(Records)
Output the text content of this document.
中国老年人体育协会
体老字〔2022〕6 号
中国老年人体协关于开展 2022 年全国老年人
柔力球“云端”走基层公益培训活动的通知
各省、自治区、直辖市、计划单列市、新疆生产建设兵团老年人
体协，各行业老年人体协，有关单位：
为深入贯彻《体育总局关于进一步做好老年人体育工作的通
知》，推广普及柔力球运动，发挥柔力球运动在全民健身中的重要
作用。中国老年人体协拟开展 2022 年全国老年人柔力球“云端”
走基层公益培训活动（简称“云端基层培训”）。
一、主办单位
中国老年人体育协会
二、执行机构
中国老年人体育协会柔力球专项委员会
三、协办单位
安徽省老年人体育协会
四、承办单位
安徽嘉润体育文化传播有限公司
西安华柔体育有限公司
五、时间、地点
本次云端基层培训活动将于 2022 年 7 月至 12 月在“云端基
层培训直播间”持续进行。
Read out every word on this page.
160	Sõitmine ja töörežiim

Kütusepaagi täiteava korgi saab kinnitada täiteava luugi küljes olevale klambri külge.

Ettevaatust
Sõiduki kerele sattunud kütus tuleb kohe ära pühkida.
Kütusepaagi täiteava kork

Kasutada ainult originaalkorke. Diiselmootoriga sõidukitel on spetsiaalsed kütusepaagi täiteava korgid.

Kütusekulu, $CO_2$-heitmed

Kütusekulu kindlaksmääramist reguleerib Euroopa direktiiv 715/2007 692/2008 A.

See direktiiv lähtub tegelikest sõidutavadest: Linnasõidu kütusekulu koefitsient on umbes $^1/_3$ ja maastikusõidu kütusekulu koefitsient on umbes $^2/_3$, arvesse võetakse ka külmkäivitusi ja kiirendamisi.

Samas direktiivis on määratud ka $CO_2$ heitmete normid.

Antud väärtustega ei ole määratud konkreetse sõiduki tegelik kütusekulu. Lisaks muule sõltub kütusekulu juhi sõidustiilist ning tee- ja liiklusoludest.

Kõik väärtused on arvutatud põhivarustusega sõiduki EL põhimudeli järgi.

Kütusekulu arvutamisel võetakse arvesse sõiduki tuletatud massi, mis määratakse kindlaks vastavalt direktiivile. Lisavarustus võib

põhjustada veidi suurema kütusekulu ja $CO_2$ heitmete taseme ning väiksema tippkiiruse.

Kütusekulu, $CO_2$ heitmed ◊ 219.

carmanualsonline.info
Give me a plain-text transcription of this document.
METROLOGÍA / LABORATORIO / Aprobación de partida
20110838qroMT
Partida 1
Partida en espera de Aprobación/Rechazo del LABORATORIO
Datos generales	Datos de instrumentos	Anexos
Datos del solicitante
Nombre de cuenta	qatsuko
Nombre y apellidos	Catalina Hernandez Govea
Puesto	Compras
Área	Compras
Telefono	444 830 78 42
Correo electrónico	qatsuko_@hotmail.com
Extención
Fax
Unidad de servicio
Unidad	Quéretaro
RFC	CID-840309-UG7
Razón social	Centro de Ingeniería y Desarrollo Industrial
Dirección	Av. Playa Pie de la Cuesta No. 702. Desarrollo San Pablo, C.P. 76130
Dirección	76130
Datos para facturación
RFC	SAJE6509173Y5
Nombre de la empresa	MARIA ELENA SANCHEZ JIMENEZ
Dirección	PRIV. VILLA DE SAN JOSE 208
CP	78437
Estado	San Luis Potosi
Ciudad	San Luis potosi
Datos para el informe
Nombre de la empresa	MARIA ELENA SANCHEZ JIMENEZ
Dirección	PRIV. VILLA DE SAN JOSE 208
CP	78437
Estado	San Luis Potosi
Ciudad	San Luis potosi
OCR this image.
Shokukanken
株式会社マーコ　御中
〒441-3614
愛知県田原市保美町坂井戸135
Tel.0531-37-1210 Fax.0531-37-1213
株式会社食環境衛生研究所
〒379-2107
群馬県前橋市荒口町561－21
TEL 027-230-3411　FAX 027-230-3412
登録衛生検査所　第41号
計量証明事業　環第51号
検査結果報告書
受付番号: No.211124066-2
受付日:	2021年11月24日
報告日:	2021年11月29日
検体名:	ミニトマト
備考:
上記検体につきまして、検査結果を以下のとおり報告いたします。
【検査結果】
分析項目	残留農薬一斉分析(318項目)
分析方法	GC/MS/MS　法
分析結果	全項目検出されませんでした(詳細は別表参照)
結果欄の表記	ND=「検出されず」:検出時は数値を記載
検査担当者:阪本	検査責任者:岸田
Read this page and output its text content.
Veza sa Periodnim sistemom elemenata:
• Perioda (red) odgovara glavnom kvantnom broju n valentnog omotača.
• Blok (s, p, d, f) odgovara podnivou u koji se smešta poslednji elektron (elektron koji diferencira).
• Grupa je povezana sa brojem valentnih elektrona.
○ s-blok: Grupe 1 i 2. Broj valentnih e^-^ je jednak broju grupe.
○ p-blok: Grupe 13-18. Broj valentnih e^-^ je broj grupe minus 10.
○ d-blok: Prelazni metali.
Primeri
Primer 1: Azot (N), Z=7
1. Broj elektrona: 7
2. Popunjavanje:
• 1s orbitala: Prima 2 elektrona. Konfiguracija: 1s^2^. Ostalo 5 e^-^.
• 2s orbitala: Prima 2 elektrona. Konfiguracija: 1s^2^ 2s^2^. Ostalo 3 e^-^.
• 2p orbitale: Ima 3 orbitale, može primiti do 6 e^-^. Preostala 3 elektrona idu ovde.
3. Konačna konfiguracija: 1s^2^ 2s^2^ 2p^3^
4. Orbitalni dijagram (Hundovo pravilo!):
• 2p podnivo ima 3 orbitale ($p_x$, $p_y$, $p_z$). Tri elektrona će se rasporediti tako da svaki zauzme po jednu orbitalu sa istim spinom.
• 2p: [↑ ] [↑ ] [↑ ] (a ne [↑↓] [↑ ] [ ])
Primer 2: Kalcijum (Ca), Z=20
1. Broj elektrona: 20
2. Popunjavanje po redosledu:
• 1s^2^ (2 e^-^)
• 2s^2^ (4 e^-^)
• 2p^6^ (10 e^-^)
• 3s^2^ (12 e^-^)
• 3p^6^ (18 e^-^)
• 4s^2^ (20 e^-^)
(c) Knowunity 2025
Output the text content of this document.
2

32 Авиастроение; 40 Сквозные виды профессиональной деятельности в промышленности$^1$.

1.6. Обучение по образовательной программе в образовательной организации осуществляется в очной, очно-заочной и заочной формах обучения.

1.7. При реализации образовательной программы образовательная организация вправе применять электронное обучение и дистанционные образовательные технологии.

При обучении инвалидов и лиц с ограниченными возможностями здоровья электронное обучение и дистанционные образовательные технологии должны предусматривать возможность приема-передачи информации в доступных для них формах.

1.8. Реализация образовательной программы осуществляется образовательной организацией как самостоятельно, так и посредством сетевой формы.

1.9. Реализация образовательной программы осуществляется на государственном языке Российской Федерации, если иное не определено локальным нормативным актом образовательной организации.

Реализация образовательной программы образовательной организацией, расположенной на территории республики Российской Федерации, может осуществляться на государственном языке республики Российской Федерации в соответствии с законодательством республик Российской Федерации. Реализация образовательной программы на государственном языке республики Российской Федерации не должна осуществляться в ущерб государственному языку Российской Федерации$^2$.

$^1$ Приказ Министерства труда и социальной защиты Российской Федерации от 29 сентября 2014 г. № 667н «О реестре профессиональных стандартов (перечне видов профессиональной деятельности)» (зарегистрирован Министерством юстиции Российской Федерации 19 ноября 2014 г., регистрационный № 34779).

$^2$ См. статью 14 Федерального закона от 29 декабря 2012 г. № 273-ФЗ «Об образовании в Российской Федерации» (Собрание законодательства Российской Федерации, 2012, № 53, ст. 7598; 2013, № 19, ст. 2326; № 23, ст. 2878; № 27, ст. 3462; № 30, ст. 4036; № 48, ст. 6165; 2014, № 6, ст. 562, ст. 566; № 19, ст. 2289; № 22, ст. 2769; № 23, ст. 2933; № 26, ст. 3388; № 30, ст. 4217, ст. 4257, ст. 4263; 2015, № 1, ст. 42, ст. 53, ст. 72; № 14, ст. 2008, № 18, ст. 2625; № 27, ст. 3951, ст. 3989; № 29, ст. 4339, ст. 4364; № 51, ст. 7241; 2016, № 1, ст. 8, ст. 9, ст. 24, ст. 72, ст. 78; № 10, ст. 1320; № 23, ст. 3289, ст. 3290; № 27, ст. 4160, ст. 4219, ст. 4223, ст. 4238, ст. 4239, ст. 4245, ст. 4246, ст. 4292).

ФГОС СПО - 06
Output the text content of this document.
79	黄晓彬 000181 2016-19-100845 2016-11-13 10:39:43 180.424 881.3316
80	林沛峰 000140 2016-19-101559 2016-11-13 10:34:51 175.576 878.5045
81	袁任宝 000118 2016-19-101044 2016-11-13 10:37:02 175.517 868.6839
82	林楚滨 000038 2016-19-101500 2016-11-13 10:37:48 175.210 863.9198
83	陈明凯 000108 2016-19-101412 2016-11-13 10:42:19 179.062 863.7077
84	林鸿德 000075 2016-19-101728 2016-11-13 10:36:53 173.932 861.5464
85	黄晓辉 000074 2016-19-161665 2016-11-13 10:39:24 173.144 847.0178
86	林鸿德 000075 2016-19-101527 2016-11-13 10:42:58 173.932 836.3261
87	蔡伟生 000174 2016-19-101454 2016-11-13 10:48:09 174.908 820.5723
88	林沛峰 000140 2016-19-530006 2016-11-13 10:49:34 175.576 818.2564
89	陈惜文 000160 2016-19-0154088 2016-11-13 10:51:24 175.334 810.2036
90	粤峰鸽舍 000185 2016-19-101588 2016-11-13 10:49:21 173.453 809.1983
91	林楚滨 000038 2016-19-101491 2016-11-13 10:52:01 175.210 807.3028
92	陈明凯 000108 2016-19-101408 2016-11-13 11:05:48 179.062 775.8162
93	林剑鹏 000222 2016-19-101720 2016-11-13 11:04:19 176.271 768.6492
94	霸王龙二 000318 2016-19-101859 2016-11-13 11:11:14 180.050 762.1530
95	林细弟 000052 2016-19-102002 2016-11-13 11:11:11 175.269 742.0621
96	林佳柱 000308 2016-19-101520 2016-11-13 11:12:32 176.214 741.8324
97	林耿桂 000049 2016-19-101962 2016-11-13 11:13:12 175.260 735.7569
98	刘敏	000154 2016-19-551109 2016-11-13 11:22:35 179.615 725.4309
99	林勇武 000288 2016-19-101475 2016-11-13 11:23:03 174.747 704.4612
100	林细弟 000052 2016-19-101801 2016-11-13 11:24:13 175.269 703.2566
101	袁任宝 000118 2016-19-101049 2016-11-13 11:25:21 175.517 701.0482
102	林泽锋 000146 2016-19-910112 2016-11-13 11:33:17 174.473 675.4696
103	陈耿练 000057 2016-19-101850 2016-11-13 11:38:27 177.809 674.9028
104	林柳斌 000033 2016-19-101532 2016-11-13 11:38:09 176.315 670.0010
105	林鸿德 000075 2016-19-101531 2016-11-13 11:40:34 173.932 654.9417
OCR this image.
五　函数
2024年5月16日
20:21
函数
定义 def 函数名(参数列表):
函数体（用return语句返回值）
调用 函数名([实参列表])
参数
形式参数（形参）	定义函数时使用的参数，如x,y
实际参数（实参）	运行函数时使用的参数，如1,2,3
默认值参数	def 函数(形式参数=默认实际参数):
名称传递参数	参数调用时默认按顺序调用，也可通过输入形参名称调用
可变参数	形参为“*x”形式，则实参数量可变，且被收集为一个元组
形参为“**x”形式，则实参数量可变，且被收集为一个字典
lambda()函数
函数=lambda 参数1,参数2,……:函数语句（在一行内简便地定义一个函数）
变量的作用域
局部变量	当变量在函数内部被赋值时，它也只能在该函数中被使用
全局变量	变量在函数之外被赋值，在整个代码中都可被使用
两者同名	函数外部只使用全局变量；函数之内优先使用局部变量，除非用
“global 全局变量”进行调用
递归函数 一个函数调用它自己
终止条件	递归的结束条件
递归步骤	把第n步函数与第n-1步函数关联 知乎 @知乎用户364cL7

> Your instructions
In the entries above, find each line with the word "Реализация" and copy it.

> Complete response
1.8. Реализация образовательной программы осуществляется образовательной организацией как самостоятельно, так и посредством сетевой формы.
1.9. Реализация образовательной программы осуществляется на государственном языке Российской Федерации, если иное не определено локальным нормативным актом образовательной организации.
Реализация образовательной программы образовательной организацией, расположенной на территории республики Российской Федерации, может осуществляться на государственном языке республики Российской Федерации в соответствии с законодательством республик Российской Федерации. Реализация образовательной программы на государственном языке республики Российской Федерации не должна осуществляться в ущерб государственному языку Российской Федерации$^2$.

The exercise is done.